* Quoted text:
= = = =

- Born: November 13, 1969 (age 56) New York City, U.S.
- Occupations: Interpreter, secretary
- Spouse: Aníbal Augusto Apari Sánchez (divorced)
- Parent(s): Rhoda Kobeloff Berenson and Mark Berenson
- Criminal charge: Collaboration with a terrorist organization
- Penalty: 20 years imprisonment

= Lori Berenson =

American political activist and former prisoner (born 1969)

Lori Helene Berenson (born November 13, 1969) is an American who served a 20-year prison sentence for collaboration with a guerrilla organization in Peru in 1996. Berenson was convicted of collaborating with the Túpac Amaru Revolutionary Movement (MRTA), a group which advocated the overthrow of the Peruvian government by force and was considered to be a terrorist organization by the Peruvian government, and which was also on the U.S. State Department's official "terrorist organization" list from 1997–2001. Her arrest and conviction, and the circumstances surrounding her trials, drew considerable attention in both the United States and Peru.

== Early life and education ==
Berenson was born and raised in New York City to Rhoda and Mark Berenson, both college professors. Her family moved into a three-bedroom duplex apartment at East Midtown Plaza in the early 1970s. After graduating from LaGuardia High School of Music and Art, she enrolled at Massachusetts Institute of Technology (MIT) in Cambridge, Massachusetts, in the fall of 1987. On her web site, she states that she volunteered for soup kitchens and blood banks and also worked as a mother's helper in the Hamptons as a teenager. While an undergraduate at MIT, she volunteered with the Committee in Solidarity with the People of El Salvador (CISPES). She dropped out of MIT in 1988 as a sophomore majoring in archeology and anthropology and continued to volunteer for CISPES. Later, she went to El Salvador and became secretary and interpreter for Leonel González, a leader of the Farabundo Martí National Liberation Front (FMLN), during negotiations that achieved peace in 1992. FMLN was at that time an umbrella organization associated with various leftist guerrilla organizations and the Salvadoran Communist Party and working to overthrow the Salvadoran military dictatorship. FMLN transitioned during the peace process in order to become a legal political party. González (aka Salvador Sánchez Cerén) would become the President of El Salvador in 2014.

== Activities in Peru and arrest ==
In Peru, Berenson met members of the Túpac Amaru Revolutionary Movement (MRTA), a group that committed attacks in Peru including kidnapping, bank robberies, extortion, hostage taking, and bombings. During these attacks some 400 people died in attacks planned by the MRTA. Berenson initially denied knowing that they were MRTA members. After acknowledging that her associates were members she maintained that she did not know the group was planning to conduct an attack on Peru’s Congress or planning any other act of violence.

= = = =

Rows from a layout dataset:
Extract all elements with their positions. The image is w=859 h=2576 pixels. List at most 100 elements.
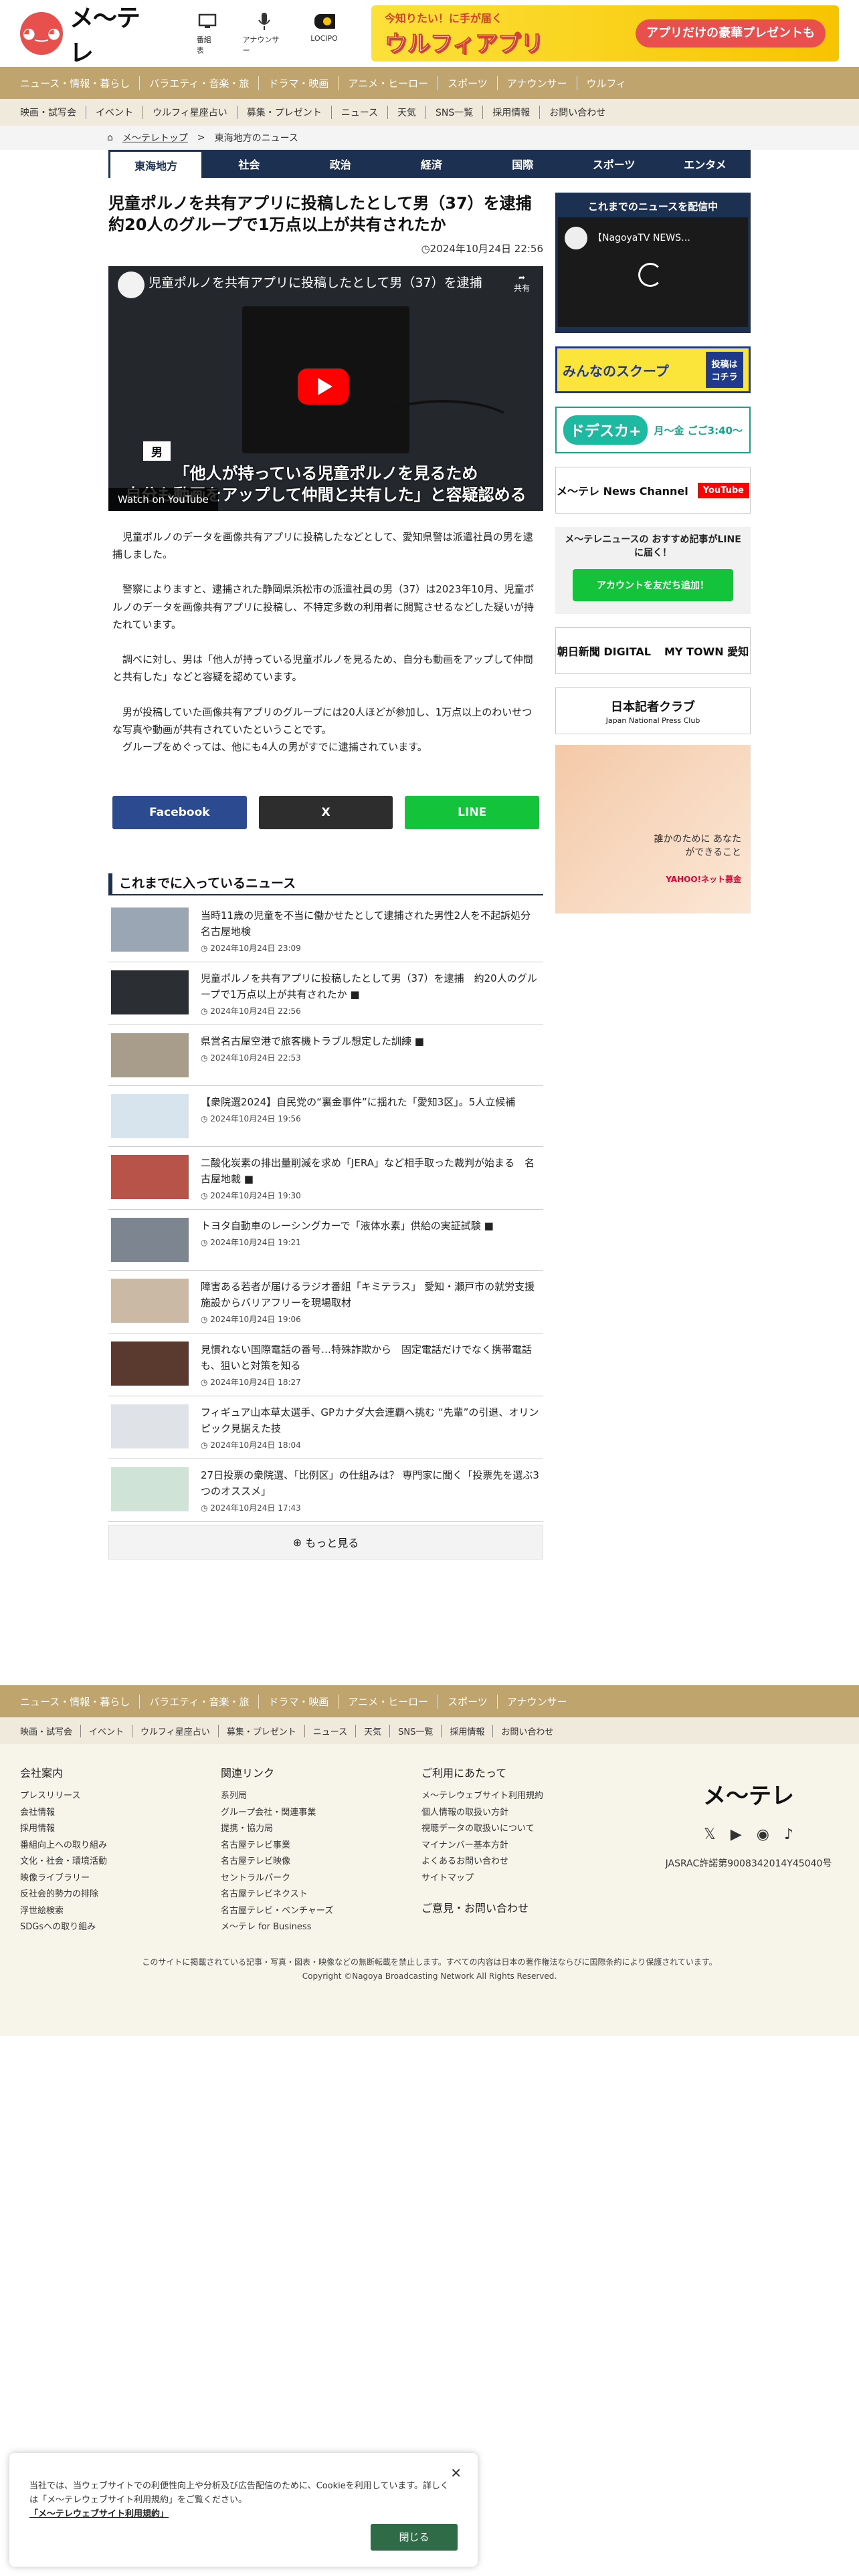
footer-link[interactable]: メ〜テレウェブサイト利用規約 bbox=[421, 1790, 622, 1803]
footer-nav-item[interactable]: ドラマ・映画 bbox=[259, 1694, 339, 1709]
nav-item[interactable]: ドラマ・映画 bbox=[259, 76, 339, 90]
subnav-item[interactable]: 採用情報 bbox=[483, 106, 541, 119]
line-add-friend-button[interactable]: アカウントを友だち追加！ bbox=[573, 569, 733, 602]
tab-sports[interactable]: スポーツ bbox=[568, 150, 659, 178]
nav-item[interactable]: スポーツ bbox=[438, 76, 498, 90]
footer-nav-item[interactable]: アナウンサー bbox=[498, 1695, 577, 1709]
header-tv-guide[interactable]: 番組表 bbox=[197, 11, 219, 56]
footer-logo[interactable]: メ〜テレ bbox=[658, 1778, 839, 1810]
cookie-close-button[interactable]: 閉じる bbox=[371, 2524, 458, 2551]
tab-entertainment[interactable]: エンタメ bbox=[660, 150, 751, 178]
nav-item[interactable]: ニュース・情報・暮らし bbox=[20, 76, 140, 90]
nav-item[interactable]: ウルフィ bbox=[577, 76, 636, 90]
tab-international[interactable]: 国際 bbox=[477, 150, 568, 178]
footer-link[interactable]: SDGsへの取り組み bbox=[20, 1921, 221, 1934]
list-item[interactable]: 障害ある若者が届けるラジオ番組「キミテラス」 愛知・瀬戸市の就労支援施設からバリ… bbox=[108, 1271, 543, 1334]
list-item[interactable]: 【衆院選2024】自民党の“裏金事件”に揺れた「愛知3区」。5人立候補 ◷ 202… bbox=[108, 1086, 543, 1148]
list-item[interactable]: 県営名古屋空港で旅客機トラブル想定した訓練 ■ ◷ 2024年10月24日 22:… bbox=[108, 1025, 543, 1087]
footer-link[interactable]: 視聴データの取扱いについて bbox=[421, 1822, 622, 1836]
watch-on-youtube[interactable]: Watch on YouTube bbox=[108, 488, 218, 511]
footer-nav-item[interactable]: バラエティ・音楽・旅 bbox=[140, 1694, 260, 1709]
nav-item[interactable]: アニメ・ヒーロー bbox=[339, 76, 439, 90]
banner-dodesuka[interactable]: ドデスカ+ 月〜金 ごご3:40〜 bbox=[555, 407, 751, 453]
footer-subnav-item[interactable]: 天気 bbox=[356, 1724, 391, 1737]
banner-news-channel-youtube[interactable]: メ〜テレ News Channel YouTube bbox=[555, 467, 751, 514]
channel-avatar[interactable] bbox=[118, 271, 145, 298]
footer-nav-item[interactable]: ニュース・情報・暮らし bbox=[20, 1694, 140, 1709]
video-title[interactable]: 児童ポルノを共有アプリに投稿したとして男（37）を逮捕 bbox=[149, 273, 482, 291]
line-icon[interactable]: ◉ bbox=[757, 1826, 769, 1843]
share-facebook-button[interactable]: Facebook bbox=[112, 796, 247, 830]
subnav-item[interactable]: 映画・試写会 bbox=[20, 106, 86, 119]
footer-subnav-item[interactable]: ニュース bbox=[305, 1724, 357, 1737]
footer-link[interactable]: メ〜テレ for Business bbox=[221, 1921, 421, 1934]
footer-link[interactable]: よくあるお問い合わせ bbox=[421, 1855, 622, 1868]
footer-link[interactable]: グループ会社・関連事業 bbox=[221, 1806, 421, 1820]
footer-link[interactable]: 文化・社会・環境活動 bbox=[20, 1855, 221, 1868]
banner-yahoo-donation[interactable]: 誰かのために あなたができること YAHOO!ネット募金 bbox=[555, 745, 751, 914]
sidebar-video[interactable]: 【NagoyaTV NEWS… bbox=[558, 217, 748, 327]
list-item[interactable]: 見慣れない国際電話の番号…特殊詐欺から 固定電話だけでなく携帯電話も、狙いと対策… bbox=[108, 1333, 543, 1397]
footer-link[interactable]: 浮世絵検索 bbox=[20, 1905, 221, 1918]
video-player[interactable]: 児童ポルノを共有アプリに投稿したとして男（37）を逮捕 ➦ 共有 男 「他人が持っ… bbox=[108, 265, 543, 511]
footer-subnav-item[interactable]: 映画・試写会 bbox=[20, 1724, 82, 1737]
wolfy-app-banner[interactable]: 今知りたい！に手が届く ウルフィアプリ アプリだけの豪華プレゼントも bbox=[371, 5, 839, 62]
site-logo[interactable]: ◕‿◕ メ〜テレ bbox=[20, 0, 163, 68]
footer-link[interactable]: 提携・協力局 bbox=[221, 1822, 421, 1836]
subnav-item[interactable]: 募集・プレゼント bbox=[237, 106, 332, 119]
more-news-button[interactable]: ⊕ もっと見る bbox=[108, 1525, 543, 1560]
subnav-item[interactable]: イベント bbox=[86, 106, 143, 119]
footer-subnav-item[interactable]: 募集・プレゼント bbox=[219, 1724, 305, 1737]
footer-link[interactable]: セントラルパーク bbox=[221, 1872, 421, 1885]
footer-link[interactable]: サイトマップ bbox=[421, 1872, 622, 1885]
footer-link[interactable]: 名古屋テレビ・ベンチャーズ bbox=[221, 1905, 421, 1918]
footer-link[interactable]: 番組向上への取り組み bbox=[20, 1839, 221, 1852]
video-share-button[interactable]: ➦ 共有 bbox=[514, 273, 530, 294]
footer-contact-link[interactable]: ご意見・お問い合わせ bbox=[421, 1899, 622, 1915]
subnav-item[interactable]: ニュース bbox=[332, 106, 389, 119]
banner-minna-scoop[interactable]: みんなのスクープ 投稿はコチラ bbox=[555, 346, 751, 393]
footer-link[interactable]: マイナンバー基本方針 bbox=[421, 1839, 622, 1852]
footer-link[interactable]: 個人情報の取扱い方針 bbox=[421, 1806, 622, 1820]
sidebar-news-channel[interactable]: これまでのニュースを配信中 【NagoyaTV NEWS… bbox=[555, 193, 751, 333]
tab-economy[interactable]: 経済 bbox=[386, 150, 477, 178]
header-announcer[interactable]: アナウンサー bbox=[243, 11, 287, 56]
list-item[interactable]: 27日投票の衆院選、「比例区」の仕組みは？ 専門家に聞く「投票先を選ぶ3つのオス… bbox=[108, 1459, 543, 1523]
subnav-item[interactable]: ウルフィ星座占い bbox=[143, 106, 237, 119]
tab-politics[interactable]: 政治 bbox=[295, 150, 386, 178]
list-item[interactable]: フィギュア山本草太選手、GPカナダ大会連覇へ挑む “先輩”の引退、オリンピック見… bbox=[108, 1396, 543, 1460]
list-item[interactable]: 児童ポルノを共有アプリに投稿したとして男（37）を逮捕 約20人のグループで1万… bbox=[108, 962, 543, 1026]
footer-nav-item[interactable]: アニメ・ヒーロー bbox=[339, 1694, 439, 1709]
tiktok-icon[interactable]: ♪ bbox=[784, 1826, 793, 1843]
x-icon[interactable]: 𝕏 bbox=[704, 1826, 716, 1843]
tab-society[interactable]: 社会 bbox=[203, 150, 294, 178]
youtube-icon[interactable]: ▶ bbox=[731, 1826, 742, 1843]
cookie-terms-link[interactable]: 「メ〜テレウェブサイト利用規約」 bbox=[29, 2508, 458, 2522]
nav-item[interactable]: アナウンサー bbox=[498, 76, 577, 90]
footer-link[interactable]: 名古屋テレビ事業 bbox=[221, 1839, 421, 1852]
footer-subnav-item[interactable]: イベント bbox=[81, 1724, 133, 1737]
banner-line-news[interactable]: メ〜テレニュースの おすすめ記事がLINEに届く！ アカウントを友だち追加！ bbox=[555, 527, 751, 614]
footer-link[interactable]: 名古屋テレビ映像 bbox=[221, 1855, 421, 1868]
subnav-item[interactable]: お問い合わせ bbox=[540, 106, 615, 119]
footer-subnav-item[interactable]: SNS一覧 bbox=[390, 1724, 442, 1737]
banner-press-club[interactable]: 日本記者クラブ Japan National Press Club bbox=[555, 687, 751, 734]
tab-tokai[interactable]: 東海地方 bbox=[108, 150, 204, 178]
footer-link[interactable]: 会社情報 bbox=[20, 1806, 221, 1820]
footer-link[interactable]: 反社会的勢力の排除 bbox=[20, 1888, 221, 1901]
footer-link[interactable]: 名古屋テレビネクスト bbox=[221, 1888, 421, 1901]
banner-asahi-mytown[interactable]: 朝日新聞 DIGITAL MY TOWN 愛知 bbox=[555, 627, 751, 674]
youtube-play-icon[interactable] bbox=[298, 368, 349, 405]
list-item[interactable]: 二酸化炭素の排出量削減を求め「JERA」など相手取った裁判が始まる 名古屋地裁 … bbox=[108, 1147, 543, 1210]
share-x-button[interactable]: X bbox=[258, 796, 393, 830]
close-icon[interactable]: ✕ bbox=[450, 2462, 462, 2484]
subnav-item[interactable]: SNS一覧 bbox=[426, 106, 484, 119]
footer-subnav-item[interactable]: お問い合わせ bbox=[493, 1725, 561, 1737]
footer-link[interactable]: 系列局 bbox=[221, 1790, 421, 1803]
footer-subnav-item[interactable]: 採用情報 bbox=[442, 1724, 494, 1737]
footer-subnav-item[interactable]: ウルフィ星座占い bbox=[132, 1724, 219, 1737]
breadcrumb-home[interactable]: メ〜テレトップ bbox=[122, 131, 188, 144]
nav-item[interactable]: バラエティ・音楽・旅 bbox=[140, 76, 260, 90]
footer-link[interactable]: 採用情報 bbox=[20, 1822, 221, 1836]
list-item[interactable]: トヨタ自動車のレーシングカーで「液体水素」供給の実証試験 ■ ◷ 2024年10月… bbox=[108, 1210, 543, 1271]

= = = =

Write out the part of the Lori Berenson article that starts at the words "- Born: November" and stops after the words "prisoner (born 1969)". The listing above is separate material from the Lori Berenson article.

- Born: November 13, 1969 (age 56) New York City, U.S.
- Occupations: Interpreter, secretary
- Spouse: Aníbal Augusto Apari Sánchez (divorced)
- Parent(s): Rhoda Kobeloff Berenson and Mark Berenson
- Criminal charge: Collaboration with a terrorist organization
- Penalty: 20 years imprisonment

= Lori Berenson =

American political activist and former prisoner (born 1969)